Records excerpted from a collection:
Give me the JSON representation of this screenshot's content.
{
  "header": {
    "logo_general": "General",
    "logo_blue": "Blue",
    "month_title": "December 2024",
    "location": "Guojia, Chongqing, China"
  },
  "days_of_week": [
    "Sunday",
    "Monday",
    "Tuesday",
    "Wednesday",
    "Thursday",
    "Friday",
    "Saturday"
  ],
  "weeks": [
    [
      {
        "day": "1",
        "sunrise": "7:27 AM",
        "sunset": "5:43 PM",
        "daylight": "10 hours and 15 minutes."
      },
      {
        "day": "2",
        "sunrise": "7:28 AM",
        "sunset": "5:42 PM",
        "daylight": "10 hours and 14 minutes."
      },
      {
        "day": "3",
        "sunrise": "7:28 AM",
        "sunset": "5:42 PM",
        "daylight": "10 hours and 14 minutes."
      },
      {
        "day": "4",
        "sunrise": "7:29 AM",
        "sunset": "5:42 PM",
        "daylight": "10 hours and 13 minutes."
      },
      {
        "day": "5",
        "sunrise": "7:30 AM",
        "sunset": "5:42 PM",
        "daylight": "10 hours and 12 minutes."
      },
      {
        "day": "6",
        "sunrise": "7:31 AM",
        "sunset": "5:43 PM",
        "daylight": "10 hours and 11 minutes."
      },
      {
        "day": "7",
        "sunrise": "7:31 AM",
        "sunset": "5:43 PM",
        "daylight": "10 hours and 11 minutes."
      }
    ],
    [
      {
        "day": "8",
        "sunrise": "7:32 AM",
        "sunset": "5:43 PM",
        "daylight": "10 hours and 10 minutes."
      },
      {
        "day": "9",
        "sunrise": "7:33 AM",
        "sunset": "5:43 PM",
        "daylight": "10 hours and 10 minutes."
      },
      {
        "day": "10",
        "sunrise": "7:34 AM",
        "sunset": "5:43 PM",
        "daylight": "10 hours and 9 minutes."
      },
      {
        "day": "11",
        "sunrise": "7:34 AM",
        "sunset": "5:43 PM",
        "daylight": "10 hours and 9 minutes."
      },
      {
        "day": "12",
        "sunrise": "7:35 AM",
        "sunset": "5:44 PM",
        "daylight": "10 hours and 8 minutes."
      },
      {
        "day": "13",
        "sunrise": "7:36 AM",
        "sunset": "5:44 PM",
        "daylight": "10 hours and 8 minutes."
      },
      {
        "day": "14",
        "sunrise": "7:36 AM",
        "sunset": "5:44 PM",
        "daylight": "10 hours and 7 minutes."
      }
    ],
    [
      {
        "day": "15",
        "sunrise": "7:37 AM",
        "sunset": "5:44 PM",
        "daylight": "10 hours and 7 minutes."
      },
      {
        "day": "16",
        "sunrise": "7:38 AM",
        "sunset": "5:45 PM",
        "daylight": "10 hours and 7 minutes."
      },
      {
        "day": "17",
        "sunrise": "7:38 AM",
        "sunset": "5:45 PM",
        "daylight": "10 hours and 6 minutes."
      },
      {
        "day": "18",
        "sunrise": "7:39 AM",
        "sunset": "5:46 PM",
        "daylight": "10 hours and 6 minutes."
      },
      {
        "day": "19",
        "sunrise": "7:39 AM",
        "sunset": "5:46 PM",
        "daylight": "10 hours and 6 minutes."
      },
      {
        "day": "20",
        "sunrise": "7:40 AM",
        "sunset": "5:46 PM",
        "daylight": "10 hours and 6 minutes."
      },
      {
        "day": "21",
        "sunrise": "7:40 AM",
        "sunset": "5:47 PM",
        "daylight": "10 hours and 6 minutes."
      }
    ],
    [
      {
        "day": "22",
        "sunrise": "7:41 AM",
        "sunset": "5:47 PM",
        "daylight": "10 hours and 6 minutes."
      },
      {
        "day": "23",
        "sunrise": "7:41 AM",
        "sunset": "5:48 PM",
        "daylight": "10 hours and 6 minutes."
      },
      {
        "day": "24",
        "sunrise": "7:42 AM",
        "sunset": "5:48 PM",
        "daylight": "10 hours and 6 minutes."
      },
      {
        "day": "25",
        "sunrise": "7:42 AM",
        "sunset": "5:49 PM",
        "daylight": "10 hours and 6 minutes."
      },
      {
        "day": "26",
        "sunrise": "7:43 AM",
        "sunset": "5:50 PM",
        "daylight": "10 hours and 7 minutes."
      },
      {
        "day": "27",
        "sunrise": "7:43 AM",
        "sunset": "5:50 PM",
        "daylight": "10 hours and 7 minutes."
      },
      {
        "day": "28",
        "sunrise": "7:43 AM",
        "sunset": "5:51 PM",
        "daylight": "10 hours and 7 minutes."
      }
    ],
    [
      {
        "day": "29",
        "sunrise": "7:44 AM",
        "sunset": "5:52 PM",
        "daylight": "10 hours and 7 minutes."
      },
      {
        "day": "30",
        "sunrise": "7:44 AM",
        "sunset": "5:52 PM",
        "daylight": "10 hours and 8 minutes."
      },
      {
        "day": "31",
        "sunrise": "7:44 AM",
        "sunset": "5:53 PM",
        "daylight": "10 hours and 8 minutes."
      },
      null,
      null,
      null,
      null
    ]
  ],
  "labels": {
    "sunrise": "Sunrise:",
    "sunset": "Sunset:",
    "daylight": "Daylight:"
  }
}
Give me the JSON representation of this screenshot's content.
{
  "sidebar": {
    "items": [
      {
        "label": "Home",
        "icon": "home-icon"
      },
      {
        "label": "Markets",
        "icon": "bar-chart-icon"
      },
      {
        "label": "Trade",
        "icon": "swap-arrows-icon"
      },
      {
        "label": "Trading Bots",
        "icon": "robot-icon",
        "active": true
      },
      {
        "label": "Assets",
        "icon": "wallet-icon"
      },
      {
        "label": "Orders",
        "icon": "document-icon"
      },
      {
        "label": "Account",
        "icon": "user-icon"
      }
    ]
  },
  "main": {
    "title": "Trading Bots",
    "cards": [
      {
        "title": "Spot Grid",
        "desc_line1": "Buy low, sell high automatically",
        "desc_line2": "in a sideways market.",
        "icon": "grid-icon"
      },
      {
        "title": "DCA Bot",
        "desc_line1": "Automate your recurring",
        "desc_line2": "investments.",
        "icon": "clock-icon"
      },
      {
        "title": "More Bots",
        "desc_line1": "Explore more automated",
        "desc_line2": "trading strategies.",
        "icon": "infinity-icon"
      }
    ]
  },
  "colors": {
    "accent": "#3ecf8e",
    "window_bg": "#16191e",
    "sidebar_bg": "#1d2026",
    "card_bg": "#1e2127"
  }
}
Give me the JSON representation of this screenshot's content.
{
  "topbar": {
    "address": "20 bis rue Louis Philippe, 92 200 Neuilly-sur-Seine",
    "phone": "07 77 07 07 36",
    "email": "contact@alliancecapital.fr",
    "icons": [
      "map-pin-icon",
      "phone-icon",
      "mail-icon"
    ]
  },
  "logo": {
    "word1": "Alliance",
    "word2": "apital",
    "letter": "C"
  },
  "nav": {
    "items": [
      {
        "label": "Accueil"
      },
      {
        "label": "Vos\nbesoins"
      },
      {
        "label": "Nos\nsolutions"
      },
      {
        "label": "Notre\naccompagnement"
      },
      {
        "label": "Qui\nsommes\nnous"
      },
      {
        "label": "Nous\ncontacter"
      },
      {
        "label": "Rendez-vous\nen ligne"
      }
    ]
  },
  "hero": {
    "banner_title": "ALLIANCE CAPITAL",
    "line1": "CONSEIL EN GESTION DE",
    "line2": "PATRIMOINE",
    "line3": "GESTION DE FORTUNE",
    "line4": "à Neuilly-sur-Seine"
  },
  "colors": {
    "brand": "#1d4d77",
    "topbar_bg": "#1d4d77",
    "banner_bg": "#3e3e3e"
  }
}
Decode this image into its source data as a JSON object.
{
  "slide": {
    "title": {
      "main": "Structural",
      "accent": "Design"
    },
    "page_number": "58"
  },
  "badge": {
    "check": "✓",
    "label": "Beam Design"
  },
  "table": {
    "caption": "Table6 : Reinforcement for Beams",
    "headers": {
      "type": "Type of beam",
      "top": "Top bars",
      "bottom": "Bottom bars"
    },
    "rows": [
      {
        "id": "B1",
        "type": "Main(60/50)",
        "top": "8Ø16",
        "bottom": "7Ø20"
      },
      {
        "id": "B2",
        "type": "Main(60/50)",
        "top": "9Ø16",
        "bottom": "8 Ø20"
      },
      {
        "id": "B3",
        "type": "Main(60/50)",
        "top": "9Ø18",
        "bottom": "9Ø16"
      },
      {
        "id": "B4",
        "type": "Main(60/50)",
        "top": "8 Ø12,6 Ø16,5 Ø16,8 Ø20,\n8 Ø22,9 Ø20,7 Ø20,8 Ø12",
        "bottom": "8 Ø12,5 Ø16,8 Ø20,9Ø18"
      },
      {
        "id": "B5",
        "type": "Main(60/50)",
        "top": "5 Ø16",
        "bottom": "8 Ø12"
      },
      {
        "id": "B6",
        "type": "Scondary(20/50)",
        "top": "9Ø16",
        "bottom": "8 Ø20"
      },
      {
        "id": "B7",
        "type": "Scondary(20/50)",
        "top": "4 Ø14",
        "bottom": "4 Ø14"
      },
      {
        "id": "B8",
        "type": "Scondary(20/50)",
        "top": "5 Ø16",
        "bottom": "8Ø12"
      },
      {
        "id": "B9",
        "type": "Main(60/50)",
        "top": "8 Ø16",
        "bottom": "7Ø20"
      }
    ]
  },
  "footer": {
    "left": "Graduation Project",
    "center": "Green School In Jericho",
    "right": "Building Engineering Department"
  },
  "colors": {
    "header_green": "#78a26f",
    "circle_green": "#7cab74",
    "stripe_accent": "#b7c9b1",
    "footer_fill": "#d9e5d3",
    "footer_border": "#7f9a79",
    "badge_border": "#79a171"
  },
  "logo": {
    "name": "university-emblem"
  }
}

Do this
Copy out the lines that hold "Neuilly".

The response
    "address": "20 bis rue Louis Philippe, 92 200 Neuilly-sur-Seine",
    "line4": "à Neuilly-sur-Seine"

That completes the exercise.